=== What you need to do ===
Extract the listing below in full, unchanged.

>> Start Input for this task

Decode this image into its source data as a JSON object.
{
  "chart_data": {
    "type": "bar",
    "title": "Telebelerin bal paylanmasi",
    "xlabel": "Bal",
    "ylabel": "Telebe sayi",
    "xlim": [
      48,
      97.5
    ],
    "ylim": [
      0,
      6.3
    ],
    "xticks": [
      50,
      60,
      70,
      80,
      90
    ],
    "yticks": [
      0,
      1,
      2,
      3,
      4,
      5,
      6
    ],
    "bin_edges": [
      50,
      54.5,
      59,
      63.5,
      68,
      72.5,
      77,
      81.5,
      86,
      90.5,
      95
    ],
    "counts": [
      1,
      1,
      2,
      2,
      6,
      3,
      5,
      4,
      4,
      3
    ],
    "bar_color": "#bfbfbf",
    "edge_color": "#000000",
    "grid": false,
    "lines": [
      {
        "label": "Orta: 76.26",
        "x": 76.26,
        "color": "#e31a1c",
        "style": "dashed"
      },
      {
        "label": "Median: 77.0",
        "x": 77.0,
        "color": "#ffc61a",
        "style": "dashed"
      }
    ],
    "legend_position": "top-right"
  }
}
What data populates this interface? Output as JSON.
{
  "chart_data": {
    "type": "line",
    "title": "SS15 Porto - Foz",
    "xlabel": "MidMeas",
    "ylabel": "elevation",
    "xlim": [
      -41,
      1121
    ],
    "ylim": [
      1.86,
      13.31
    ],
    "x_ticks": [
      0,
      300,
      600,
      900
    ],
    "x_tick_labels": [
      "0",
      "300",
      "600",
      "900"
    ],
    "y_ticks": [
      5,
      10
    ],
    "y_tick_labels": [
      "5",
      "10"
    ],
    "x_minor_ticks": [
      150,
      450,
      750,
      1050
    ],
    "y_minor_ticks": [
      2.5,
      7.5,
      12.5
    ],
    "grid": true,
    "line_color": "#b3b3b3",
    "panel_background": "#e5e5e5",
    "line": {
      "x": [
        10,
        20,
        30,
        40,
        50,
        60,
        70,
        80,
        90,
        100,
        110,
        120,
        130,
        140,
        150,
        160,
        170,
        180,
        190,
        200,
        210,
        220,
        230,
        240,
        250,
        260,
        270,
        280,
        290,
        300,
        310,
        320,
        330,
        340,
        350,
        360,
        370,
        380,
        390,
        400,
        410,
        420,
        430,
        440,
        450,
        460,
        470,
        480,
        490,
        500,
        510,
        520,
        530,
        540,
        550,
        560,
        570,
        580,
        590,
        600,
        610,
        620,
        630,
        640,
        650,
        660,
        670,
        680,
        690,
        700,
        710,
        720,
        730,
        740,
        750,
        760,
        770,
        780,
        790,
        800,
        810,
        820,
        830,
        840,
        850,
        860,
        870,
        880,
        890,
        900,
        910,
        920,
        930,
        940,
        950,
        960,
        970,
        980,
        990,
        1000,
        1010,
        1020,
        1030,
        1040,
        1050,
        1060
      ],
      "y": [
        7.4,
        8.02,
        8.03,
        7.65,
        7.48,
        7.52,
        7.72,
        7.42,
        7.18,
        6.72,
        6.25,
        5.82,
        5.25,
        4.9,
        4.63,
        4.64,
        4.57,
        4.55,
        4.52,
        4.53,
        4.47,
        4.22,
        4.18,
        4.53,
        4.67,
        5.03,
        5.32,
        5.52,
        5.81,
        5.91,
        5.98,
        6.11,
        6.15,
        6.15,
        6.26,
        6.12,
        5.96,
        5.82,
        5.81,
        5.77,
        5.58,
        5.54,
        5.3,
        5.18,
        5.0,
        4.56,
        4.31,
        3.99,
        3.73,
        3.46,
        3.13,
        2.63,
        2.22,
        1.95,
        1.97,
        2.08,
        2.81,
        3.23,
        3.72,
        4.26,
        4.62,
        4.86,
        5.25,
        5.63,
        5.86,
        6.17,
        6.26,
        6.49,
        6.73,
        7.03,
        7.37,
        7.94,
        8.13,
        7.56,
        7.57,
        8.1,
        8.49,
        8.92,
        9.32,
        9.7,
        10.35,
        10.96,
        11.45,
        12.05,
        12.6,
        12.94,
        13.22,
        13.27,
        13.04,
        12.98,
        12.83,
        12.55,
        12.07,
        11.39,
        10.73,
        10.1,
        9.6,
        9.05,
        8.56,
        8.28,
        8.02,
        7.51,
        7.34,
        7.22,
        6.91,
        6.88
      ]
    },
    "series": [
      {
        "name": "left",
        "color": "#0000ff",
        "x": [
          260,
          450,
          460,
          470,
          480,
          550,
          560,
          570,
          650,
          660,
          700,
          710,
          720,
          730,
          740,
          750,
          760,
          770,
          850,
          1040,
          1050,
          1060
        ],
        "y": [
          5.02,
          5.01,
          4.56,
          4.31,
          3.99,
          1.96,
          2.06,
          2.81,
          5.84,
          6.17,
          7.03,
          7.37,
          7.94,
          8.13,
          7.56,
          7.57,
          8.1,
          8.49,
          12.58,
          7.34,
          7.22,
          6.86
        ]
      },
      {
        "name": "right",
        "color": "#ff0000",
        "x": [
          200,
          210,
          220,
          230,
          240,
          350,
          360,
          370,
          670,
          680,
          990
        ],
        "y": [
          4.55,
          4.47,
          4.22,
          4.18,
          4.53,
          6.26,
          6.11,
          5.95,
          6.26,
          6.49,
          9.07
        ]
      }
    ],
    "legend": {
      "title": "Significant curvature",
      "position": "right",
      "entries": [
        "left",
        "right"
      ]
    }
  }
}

>> End Input for this task

=== Written response ===
Decode this image into its source data as a JSON object.
{
  "chart_data": {
    "type": "bar",
    "title": "Telebelerin bal paylanmasi",
    "xlabel": "Bal",
    "ylabel": "Telebe sayi",
    "xlim": [
      48,
      97.5
    ],
    "ylim": [
      0,
      6.3
    ],
    "xticks": [
      50,
      60,
      70,
      80,
      90
    ],
    "yticks": [
      0,
      1,
      2,
      3,
      4,
      5,
      6
    ],
    "bin_edges": [
      50,
      54.5,
      59,
      63.5,
      68,
      72.5,
      77,
      81.5,
      86,
      90.5,
      95
    ],
    "counts": [
      1,
      1,
      2,
      2,
      6,
      3,
      5,
      4,
      4,
      3
    ],
    "bar_color": "#bfbfbf",
    "edge_color": "#000000",
    "grid": false,
    "lines": [
      {
        "label": "Orta: 76.26",
        "x": 76.26,
        "color": "#e31a1c",
        "style": "dashed"
      },
      {
        "label": "Median: 77.0",
        "x": 77.0,
        "color": "#ffc61a",
        "style": "dashed"
      }
    ],
    "legend_position": "top-right"
  }
}
What data populates this interface? Output as JSON.
{
  "chart_data": {
    "type": "line",
    "title": "SS15 Porto - Foz",
    "xlabel": "MidMeas",
    "ylabel": "elevation",
    "xlim": [
      -41,
      1121
    ],
    "ylim": [
      1.86,
      13.31
    ],
    "x_ticks": [
      0,
      300,
      600,
      900
    ],
    "x_tick_labels": [
      "0",
      "300",
      "600",
      "900"
    ],
    "y_ticks": [
      5,
      10
    ],
    "y_tick_labels": [
      "5",
      "10"
    ],
    "x_minor_ticks": [
      150,
      450,
      750,
      1050
    ],
    "y_minor_ticks": [
      2.5,
      7.5,
      12.5
    ],
    "grid": true,
    "line_color": "#b3b3b3",
    "panel_background": "#e5e5e5",
    "line": {
      "x": [
        10,
        20,
        30,
        40,
        50,
        60,
        70,
        80,
        90,
        100,
        110,
        120,
        130,
        140,
        150,
        160,
        170,
        180,
        190,
        200,
        210,
        220,
        230,
        240,
        250,
        260,
        270,
        280,
        290,
        300,
        310,
        320,
        330,
        340,
        350,
        360,
        370,
        380,
        390,
        400,
        410,
        420,
        430,
        440,
        450,
        460,
        470,
        480,
        490,
        500,
        510,
        520,
        530,
        540,
        550,
        560,
        570,
        580,
        590,
        600,
        610,
        620,
        630,
        640,
        650,
        660,
        670,
        680,
        690,
        700,
        710,
        720,
        730,
        740,
        750,
        760,
        770,
        780,
        790,
        800,
        810,
        820,
        830,
        840,
        850,
        860,
        870,
        880,
        890,
        900,
        910,
        920,
        930,
        940,
        950,
        960,
        970,
        980,
        990,
        1000,
        1010,
        1020,
        1030,
        1040,
        1050,
        1060
      ],
      "y": [
        7.4,
        8.02,
        8.03,
        7.65,
        7.48,
        7.52,
        7.72,
        7.42,
        7.18,
        6.72,
        6.25,
        5.82,
        5.25,
        4.9,
        4.63,
        4.64,
        4.57,
        4.55,
        4.52,
        4.53,
        4.47,
        4.22,
        4.18,
        4.53,
        4.67,
        5.03,
        5.32,
        5.52,
        5.81,
        5.91,
        5.98,
        6.11,
        6.15,
        6.15,
        6.26,
        6.12,
        5.96,
        5.82,
        5.81,
        5.77,
        5.58,
        5.54,
        5.3,
        5.18,
        5.0,
        4.56,
        4.31,
        3.99,
        3.73,
        3.46,
        3.13,
        2.63,
        2.22,
        1.95,
        1.97,
        2.08,
        2.81,
        3.23,
        3.72,
        4.26,
        4.62,
        4.86,
        5.25,
        5.63,
        5.86,
        6.17,
        6.26,
        6.49,
        6.73,
        7.03,
        7.37,
        7.94,
        8.13,
        7.56,
        7.57,
        8.1,
        8.49,
        8.92,
        9.32,
        9.7,
        10.35,
        10.96,
        11.45,
        12.05,
        12.6,
        12.94,
        13.22,
        13.27,
        13.04,
        12.98,
        12.83,
        12.55,
        12.07,
        11.39,
        10.73,
        10.1,
        9.6,
        9.05,
        8.56,
        8.28,
        8.02,
        7.51,
        7.34,
        7.22,
        6.91,
        6.88
      ]
    },
    "series": [
      {
        "name": "left",
        "color": "#0000ff",
        "x": [
          260,
          450,
          460,
          470,
          480,
          550,
          560,
          570,
          650,
          660,
          700,
          710,
          720,
          730,
          740,
          750,
          760,
          770,
          850,
          1040,
          1050,
          1060
        ],
        "y": [
          5.02,
          5.01,
          4.56,
          4.31,
          3.99,
          1.96,
          2.06,
          2.81,
          5.84,
          6.17,
          7.03,
          7.37,
          7.94,
          8.13,
          7.56,
          7.57,
          8.1,
          8.49,
          12.58,
          7.34,
          7.22,
          6.86
        ]
      },
      {
        "name": "right",
        "color": "#ff0000",
        "x": [
          200,
          210,
          220,
          230,
          240,
          350,
          360,
          370,
          670,
          680,
          990
        ],
        "y": [
          4.55,
          4.47,
          4.22,
          4.18,
          4.53,
          6.26,
          6.11,
          5.95,
          6.26,
          6.49,
          9.07
        ]
      }
    ],
    "legend": {
      "title": "Significant curvature",
      "position": "right",
      "entries": [
        "left",
        "right"
      ]
    }
  }
}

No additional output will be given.